◆ Dataset records ◆
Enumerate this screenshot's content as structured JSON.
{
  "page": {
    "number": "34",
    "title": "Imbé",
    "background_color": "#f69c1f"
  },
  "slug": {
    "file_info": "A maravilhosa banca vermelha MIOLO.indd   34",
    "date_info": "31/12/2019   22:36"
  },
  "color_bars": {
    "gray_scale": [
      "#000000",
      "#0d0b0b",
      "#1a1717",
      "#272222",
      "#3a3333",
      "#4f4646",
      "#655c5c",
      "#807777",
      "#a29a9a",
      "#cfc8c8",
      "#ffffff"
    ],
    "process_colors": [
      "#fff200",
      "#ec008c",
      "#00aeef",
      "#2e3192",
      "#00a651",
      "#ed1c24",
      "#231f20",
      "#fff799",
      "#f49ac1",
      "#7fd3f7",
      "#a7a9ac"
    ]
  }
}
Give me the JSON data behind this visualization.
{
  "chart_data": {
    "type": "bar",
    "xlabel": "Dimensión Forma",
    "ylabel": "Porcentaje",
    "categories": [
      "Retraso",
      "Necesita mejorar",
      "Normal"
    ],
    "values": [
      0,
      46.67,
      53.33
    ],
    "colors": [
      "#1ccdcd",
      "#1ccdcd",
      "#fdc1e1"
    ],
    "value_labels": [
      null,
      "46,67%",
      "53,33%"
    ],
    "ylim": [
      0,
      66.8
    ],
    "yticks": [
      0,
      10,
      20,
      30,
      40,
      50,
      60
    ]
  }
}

◆ Objective ◆
Reproduce nothing but the lines from the line containing "Give me the" to the last line of the data, each exactly as written.

◆ Written solution ◆
Give me the JSON data behind this visualization.
{
  "chart_data": {
    "type": "bar",
    "xlabel": "Dimensión Forma",
    "ylabel": "Porcentaje",
    "categories": [
      "Retraso",
      "Necesita mejorar",
      "Normal"
    ],
    "values": [
      0,
      46.67,
      53.33
    ],
    "colors": [
      "#1ccdcd",
      "#1ccdcd",
      "#fdc1e1"
    ],
    "value_labels": [
      null,
      "46,67%",
      "53,33%"
    ],
    "ylim": [
      0,
      66.8
    ],
    "yticks": [
      0,
      10,
      20,
      30,
      40,
      50,
      60
    ]
  }
}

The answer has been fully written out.